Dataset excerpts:
----
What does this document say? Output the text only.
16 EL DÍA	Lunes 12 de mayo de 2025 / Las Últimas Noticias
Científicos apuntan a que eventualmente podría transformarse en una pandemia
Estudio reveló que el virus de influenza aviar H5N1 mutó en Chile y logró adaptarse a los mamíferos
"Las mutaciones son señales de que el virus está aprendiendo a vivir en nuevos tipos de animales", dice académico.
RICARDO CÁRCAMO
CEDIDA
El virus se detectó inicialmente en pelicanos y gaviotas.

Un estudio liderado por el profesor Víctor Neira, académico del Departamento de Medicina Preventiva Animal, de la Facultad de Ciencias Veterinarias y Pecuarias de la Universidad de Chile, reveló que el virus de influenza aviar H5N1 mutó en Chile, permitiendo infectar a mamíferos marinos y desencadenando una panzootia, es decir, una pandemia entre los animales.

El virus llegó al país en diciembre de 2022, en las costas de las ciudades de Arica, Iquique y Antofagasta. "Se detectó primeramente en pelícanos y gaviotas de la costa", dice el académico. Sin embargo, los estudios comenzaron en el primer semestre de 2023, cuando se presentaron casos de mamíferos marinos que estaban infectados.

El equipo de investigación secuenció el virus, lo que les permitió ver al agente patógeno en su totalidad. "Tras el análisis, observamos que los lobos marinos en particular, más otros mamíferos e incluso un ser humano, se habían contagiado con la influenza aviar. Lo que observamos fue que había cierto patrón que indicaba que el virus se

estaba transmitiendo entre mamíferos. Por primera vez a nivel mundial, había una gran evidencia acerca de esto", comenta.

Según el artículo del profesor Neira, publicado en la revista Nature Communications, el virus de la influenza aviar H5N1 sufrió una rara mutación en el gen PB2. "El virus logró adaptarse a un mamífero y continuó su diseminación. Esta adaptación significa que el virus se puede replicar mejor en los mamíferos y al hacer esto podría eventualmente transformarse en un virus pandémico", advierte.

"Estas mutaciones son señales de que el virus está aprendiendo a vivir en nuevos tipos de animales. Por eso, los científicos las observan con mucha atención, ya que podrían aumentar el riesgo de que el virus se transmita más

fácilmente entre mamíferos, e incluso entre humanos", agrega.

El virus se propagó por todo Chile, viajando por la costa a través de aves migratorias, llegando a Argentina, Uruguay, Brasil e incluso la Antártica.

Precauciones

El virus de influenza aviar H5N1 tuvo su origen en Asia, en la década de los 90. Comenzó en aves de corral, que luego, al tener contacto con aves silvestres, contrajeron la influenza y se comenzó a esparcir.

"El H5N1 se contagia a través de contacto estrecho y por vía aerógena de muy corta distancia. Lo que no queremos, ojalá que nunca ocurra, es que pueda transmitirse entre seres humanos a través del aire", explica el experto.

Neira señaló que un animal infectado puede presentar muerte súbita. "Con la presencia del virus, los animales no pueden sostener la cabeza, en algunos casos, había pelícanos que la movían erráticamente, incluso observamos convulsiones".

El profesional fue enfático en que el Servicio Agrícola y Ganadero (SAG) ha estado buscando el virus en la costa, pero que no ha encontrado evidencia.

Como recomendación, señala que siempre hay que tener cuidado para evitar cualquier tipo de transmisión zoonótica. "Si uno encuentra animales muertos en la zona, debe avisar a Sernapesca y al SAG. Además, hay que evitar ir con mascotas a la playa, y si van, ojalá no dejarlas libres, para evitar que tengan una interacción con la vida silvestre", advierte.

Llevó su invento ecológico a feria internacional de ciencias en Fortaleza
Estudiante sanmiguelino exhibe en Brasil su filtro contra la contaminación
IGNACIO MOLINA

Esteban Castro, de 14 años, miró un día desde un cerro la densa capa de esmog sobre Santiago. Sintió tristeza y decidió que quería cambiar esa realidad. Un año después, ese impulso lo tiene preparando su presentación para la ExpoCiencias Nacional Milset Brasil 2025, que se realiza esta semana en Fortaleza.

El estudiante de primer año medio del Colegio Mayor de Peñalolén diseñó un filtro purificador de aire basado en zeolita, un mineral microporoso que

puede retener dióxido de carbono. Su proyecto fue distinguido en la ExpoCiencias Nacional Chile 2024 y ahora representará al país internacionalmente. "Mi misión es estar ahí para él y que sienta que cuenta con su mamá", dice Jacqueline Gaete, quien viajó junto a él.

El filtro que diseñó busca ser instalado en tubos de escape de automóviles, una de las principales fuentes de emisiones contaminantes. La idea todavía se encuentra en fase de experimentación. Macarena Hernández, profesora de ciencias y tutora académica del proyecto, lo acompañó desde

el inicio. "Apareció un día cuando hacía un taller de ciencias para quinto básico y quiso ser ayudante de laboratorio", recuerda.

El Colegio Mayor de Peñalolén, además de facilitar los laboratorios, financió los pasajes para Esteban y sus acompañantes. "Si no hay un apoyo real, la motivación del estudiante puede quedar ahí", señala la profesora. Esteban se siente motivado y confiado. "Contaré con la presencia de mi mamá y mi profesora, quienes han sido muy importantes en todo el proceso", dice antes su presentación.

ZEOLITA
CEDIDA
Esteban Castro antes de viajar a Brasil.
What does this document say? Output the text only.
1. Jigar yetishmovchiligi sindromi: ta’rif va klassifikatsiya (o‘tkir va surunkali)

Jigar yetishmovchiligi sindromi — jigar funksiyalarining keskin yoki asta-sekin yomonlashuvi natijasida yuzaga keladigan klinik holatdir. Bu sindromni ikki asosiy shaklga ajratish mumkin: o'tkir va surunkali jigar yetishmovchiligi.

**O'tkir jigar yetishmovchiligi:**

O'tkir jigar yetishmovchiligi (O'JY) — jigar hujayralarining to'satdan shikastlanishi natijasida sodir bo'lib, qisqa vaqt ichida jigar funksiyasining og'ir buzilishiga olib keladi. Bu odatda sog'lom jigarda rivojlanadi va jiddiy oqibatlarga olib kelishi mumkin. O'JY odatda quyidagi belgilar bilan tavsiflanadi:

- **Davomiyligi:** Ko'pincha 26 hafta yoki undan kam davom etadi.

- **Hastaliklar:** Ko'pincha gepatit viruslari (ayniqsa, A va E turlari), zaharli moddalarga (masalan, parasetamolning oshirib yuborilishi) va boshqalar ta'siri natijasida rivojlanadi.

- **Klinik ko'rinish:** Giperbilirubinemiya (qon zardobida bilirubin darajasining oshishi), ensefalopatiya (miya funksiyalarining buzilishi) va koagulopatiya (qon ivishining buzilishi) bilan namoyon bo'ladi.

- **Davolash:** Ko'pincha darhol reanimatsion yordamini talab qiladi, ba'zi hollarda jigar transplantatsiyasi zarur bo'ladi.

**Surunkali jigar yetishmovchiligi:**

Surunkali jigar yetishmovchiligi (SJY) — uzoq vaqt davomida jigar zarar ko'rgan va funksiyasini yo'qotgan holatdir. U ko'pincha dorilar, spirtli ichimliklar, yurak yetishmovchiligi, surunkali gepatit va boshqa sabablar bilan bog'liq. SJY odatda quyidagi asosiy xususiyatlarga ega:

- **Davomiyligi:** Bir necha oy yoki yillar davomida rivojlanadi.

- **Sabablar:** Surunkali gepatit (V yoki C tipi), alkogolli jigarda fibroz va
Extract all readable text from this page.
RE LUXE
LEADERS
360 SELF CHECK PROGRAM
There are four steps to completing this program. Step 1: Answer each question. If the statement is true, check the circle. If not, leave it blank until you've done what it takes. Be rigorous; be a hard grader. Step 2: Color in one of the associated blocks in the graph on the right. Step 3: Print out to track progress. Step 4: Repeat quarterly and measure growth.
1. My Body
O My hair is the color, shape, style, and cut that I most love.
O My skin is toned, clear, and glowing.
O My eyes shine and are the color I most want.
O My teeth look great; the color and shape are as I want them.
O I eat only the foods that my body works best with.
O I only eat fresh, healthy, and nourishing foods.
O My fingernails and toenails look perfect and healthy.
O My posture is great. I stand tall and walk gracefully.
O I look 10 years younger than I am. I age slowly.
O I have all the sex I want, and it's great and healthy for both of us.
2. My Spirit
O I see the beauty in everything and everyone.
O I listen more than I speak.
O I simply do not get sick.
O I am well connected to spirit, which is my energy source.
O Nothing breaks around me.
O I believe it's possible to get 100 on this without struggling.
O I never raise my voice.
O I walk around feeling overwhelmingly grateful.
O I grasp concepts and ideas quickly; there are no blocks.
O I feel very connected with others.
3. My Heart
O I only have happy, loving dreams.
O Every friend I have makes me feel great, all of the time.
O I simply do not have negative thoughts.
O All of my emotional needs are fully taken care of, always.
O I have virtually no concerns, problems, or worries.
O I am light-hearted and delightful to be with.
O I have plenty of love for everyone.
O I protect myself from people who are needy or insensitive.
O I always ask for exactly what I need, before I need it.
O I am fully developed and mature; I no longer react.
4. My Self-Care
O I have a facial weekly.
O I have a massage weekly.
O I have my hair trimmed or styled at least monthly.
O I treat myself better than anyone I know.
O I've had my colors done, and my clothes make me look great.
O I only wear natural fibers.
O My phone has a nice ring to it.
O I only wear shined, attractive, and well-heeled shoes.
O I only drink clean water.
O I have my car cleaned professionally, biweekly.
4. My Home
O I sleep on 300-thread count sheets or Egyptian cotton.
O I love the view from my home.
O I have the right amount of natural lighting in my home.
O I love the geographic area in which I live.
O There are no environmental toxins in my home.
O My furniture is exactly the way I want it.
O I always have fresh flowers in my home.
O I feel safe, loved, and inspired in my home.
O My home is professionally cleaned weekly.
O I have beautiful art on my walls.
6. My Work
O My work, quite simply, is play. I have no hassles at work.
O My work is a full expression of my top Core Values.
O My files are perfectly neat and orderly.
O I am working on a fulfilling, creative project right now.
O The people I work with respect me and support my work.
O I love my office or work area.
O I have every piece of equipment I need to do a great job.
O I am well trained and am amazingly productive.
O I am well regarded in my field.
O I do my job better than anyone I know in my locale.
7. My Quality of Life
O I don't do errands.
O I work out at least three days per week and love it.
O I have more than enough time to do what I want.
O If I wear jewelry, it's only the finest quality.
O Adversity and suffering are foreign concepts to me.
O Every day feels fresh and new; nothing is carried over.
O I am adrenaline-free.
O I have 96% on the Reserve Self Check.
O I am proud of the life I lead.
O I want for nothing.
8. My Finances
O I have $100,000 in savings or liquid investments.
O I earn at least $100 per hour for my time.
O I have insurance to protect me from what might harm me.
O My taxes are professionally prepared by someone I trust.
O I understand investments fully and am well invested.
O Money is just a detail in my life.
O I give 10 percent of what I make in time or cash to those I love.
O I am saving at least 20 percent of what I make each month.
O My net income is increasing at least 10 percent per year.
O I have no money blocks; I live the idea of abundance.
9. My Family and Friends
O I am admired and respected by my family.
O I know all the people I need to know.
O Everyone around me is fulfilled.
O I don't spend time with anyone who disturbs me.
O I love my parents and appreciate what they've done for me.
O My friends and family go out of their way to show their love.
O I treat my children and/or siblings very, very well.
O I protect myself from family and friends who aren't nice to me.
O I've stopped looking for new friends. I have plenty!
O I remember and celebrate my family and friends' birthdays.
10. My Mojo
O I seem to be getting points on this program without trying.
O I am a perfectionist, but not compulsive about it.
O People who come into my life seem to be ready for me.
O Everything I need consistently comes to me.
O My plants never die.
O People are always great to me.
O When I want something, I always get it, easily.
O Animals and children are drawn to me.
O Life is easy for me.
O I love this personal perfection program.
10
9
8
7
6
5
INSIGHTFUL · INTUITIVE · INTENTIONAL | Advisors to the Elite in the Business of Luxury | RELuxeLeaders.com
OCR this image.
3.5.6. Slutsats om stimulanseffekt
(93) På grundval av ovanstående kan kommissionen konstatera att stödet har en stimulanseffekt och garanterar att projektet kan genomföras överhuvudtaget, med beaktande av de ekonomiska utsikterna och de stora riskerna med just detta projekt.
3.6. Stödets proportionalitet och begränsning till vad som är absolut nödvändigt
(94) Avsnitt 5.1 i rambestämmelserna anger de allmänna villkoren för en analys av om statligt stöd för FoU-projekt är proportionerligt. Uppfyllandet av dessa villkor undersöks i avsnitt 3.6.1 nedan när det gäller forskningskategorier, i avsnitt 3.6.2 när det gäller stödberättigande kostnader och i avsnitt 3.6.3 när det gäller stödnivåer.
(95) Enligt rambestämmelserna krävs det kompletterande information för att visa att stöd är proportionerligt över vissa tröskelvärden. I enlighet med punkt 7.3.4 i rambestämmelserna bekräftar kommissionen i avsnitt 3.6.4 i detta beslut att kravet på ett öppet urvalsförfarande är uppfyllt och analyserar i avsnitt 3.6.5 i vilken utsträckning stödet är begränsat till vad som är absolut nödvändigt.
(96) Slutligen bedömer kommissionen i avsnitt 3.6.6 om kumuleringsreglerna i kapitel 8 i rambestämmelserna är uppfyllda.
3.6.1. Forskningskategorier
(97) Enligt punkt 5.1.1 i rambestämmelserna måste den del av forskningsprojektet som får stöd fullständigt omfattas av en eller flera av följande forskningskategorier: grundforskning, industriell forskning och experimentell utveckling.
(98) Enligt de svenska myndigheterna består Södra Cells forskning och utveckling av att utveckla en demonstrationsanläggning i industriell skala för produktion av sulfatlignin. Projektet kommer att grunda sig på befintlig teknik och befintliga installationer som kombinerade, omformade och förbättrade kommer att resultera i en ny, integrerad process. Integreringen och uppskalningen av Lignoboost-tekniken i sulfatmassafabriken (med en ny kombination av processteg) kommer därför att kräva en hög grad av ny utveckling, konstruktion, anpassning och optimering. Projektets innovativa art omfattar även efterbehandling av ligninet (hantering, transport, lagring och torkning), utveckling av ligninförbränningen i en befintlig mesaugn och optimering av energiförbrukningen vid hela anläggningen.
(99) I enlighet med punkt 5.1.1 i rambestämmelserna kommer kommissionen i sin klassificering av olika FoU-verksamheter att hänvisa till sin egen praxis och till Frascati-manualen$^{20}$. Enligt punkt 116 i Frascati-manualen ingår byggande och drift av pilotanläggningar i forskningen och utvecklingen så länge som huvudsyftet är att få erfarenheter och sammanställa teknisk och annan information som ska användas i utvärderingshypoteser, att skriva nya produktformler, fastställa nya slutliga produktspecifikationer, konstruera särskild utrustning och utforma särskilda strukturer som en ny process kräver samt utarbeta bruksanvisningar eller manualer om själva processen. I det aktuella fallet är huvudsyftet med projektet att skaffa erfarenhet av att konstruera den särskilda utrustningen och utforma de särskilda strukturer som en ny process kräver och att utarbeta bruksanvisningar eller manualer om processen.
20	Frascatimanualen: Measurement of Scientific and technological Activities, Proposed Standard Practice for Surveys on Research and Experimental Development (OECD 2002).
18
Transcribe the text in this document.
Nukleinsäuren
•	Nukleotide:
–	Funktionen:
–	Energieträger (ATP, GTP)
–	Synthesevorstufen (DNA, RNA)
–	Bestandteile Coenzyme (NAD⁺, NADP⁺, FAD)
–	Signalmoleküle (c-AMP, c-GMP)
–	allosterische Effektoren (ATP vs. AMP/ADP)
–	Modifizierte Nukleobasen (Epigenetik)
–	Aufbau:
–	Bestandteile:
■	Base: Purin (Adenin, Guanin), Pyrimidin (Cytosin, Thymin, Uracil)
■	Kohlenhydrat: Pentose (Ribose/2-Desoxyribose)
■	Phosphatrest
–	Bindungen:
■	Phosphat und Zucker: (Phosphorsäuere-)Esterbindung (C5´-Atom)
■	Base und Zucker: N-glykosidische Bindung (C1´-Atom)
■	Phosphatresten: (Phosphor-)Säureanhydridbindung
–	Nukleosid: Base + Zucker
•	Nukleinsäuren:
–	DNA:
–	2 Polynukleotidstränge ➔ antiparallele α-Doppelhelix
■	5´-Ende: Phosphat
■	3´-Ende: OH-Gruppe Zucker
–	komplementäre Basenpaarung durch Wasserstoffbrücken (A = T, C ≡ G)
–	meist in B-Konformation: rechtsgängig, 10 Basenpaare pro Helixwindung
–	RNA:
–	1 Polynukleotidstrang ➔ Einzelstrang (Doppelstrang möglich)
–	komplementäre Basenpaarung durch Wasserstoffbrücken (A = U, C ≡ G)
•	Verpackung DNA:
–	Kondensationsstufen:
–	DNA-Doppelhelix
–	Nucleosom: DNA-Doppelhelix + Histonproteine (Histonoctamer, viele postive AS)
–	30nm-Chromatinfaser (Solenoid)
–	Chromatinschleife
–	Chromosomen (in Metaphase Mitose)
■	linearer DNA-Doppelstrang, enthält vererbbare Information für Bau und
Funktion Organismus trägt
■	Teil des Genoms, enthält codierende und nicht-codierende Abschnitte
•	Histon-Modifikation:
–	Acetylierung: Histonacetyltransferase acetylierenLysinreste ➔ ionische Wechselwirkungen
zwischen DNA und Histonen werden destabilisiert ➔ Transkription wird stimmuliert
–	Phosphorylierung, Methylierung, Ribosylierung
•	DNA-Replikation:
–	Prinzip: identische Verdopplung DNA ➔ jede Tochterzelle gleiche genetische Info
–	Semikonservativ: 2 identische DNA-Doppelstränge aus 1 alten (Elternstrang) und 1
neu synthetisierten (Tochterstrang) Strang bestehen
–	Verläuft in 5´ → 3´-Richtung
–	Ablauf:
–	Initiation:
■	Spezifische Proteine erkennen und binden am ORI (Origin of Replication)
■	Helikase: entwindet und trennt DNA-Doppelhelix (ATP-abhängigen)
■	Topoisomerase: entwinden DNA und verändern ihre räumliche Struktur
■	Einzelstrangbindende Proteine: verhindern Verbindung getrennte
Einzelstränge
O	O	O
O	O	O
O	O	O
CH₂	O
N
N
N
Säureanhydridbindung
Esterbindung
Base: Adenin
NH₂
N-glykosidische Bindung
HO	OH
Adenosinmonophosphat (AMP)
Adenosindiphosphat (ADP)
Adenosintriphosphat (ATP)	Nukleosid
----
WORK TASK:
Every line above that holds "area" should be copied out.

SOLUTION TO THE EXERCISE:
O I love the geographic area in which I live.
O I love my office or work area.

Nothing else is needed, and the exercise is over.